### Stated goal
Take the line that contains "Output a JSON" as the first line and the final line of the records as the last; return exactly those lines and the lines between.

### Provided data
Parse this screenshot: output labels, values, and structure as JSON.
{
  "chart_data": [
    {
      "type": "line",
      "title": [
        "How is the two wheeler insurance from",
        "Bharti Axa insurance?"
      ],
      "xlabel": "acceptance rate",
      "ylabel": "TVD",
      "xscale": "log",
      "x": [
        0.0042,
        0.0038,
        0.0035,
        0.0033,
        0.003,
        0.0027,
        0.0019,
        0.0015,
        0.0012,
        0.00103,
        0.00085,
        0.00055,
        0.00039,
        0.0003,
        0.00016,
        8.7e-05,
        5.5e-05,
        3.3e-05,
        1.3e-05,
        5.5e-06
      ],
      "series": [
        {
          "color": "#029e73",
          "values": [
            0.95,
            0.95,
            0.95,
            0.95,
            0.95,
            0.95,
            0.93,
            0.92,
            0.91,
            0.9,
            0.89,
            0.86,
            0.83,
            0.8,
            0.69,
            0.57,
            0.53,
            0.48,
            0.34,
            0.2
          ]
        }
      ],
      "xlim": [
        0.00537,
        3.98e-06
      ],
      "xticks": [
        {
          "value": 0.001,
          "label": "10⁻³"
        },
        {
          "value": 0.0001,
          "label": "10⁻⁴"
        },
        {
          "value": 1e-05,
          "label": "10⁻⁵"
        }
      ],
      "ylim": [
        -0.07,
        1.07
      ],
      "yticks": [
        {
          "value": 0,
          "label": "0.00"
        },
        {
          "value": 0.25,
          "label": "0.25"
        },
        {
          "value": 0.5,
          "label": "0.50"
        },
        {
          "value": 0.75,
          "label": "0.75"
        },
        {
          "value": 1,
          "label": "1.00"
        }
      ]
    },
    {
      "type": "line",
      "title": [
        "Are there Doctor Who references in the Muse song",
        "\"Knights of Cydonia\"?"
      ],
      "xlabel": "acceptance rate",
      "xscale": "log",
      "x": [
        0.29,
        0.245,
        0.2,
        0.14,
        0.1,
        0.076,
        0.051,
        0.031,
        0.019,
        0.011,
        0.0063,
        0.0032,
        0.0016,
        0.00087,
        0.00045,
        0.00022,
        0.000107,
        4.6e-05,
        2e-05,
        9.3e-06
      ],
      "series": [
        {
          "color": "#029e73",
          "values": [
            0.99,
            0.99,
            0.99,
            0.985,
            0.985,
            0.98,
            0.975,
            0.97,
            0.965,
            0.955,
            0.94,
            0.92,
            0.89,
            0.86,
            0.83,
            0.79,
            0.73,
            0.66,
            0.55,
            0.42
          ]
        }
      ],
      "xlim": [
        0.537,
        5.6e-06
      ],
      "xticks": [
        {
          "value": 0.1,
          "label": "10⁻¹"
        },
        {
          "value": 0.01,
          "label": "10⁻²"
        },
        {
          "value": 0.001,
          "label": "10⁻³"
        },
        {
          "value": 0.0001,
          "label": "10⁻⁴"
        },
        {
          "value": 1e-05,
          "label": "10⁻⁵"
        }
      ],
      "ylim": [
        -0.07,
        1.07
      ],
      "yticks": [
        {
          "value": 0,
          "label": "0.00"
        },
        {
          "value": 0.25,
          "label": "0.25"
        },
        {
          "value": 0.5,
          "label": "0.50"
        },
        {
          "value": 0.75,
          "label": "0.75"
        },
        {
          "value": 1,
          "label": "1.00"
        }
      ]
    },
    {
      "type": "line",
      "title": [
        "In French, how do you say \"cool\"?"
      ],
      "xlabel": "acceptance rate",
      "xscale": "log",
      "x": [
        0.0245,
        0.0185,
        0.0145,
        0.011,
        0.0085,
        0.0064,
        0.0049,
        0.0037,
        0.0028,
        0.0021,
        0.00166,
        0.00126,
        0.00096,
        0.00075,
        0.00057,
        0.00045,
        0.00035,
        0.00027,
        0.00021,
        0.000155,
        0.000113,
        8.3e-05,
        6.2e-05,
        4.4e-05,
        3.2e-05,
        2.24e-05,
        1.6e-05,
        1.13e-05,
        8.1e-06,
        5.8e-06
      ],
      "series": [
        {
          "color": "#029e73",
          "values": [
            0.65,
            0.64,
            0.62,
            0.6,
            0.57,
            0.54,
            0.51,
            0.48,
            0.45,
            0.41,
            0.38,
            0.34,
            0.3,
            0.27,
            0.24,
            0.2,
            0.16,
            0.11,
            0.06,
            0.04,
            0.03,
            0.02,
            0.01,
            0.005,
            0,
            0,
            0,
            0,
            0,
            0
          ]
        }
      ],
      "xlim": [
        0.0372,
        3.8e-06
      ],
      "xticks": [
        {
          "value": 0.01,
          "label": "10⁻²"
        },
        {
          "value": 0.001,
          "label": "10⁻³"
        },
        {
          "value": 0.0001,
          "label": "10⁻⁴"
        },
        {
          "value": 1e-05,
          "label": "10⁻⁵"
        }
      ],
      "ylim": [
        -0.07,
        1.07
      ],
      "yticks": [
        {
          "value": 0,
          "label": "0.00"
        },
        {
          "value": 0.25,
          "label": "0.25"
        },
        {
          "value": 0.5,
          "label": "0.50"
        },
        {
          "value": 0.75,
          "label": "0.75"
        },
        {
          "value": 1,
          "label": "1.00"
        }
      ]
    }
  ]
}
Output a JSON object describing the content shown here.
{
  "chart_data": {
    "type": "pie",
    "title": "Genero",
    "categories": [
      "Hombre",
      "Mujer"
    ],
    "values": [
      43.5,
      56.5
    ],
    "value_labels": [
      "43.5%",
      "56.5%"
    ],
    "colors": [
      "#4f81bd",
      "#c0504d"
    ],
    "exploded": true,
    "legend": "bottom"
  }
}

### Response to the task
Output a JSON object describing the content shown here.
{
  "chart_data": {
    "type": "pie",
    "title": "Genero",
    "categories": [
      "Hombre",
      "Mujer"
    ],
    "values": [
      43.5,
      56.5
    ],
    "value_labels": [
      "43.5%",
      "56.5%"
    ],
    "colors": [
      "#4f81bd",
      "#c0504d"
    ],
    "exploded": true,
    "legend": "bottom"
  }
}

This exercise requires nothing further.